Stated goal: Starting at the line that contains "Extract all readable text from this page.", restate each line word for word through the final line of the data, keeping both ends.

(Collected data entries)
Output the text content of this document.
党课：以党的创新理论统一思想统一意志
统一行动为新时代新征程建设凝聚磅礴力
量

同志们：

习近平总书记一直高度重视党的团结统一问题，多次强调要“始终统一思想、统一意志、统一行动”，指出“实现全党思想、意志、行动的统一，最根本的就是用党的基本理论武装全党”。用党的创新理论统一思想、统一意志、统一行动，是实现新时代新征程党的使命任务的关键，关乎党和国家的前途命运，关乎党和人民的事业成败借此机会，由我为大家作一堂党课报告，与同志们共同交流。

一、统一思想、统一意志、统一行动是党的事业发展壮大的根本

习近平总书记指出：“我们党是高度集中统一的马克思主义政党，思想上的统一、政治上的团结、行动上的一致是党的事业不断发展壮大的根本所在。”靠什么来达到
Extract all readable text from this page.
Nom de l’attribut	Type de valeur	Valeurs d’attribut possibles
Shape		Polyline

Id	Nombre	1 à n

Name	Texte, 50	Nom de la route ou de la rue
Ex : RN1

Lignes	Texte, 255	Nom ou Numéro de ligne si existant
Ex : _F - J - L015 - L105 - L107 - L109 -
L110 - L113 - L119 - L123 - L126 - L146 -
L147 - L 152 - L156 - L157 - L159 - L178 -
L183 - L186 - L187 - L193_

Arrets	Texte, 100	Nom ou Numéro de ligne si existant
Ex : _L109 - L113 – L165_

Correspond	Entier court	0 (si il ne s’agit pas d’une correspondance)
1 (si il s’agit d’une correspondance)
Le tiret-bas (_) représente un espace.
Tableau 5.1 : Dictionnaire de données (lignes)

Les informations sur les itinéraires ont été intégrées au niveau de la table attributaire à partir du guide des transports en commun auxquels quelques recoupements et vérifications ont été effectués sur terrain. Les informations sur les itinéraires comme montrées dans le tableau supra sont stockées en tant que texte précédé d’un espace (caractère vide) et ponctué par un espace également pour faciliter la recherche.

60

Reply to the exercise:
Extract all readable text from this page.
Nom de l’attribut	Type de valeur	Valeurs d’attribut possibles
Shape		Polyline

Id	Nombre	1 à n

Name	Texte, 50	Nom de la route ou de la rue
Ex : RN1

Lignes	Texte, 255	Nom ou Numéro de ligne si existant
Ex : _F - J - L015 - L105 - L107 - L109 -
L110 - L113 - L119 - L123 - L126 - L146 -
L147 - L 152 - L156 - L157 - L159 - L178 -
L183 - L186 - L187 - L193_

Arrets	Texte, 100	Nom ou Numéro de ligne si existant
Ex : _L109 - L113 – L165_

Correspond	Entier court	0 (si il ne s’agit pas d’une correspondance)
1 (si il s’agit d’une correspondance)
Le tiret-bas (_) représente un espace.
Tableau 5.1 : Dictionnaire de données (lignes)

Les informations sur les itinéraires ont été intégrées au niveau de la table attributaire à partir du guide des transports en commun auxquels quelques recoupements et vérifications ont été effectués sur terrain. Les informations sur les itinéraires comme montrées dans le tableau supra sont stockées en tant que texte précédé d’un espace (caractère vide) et ponctué par un espace également pour faciliter la recherche.

60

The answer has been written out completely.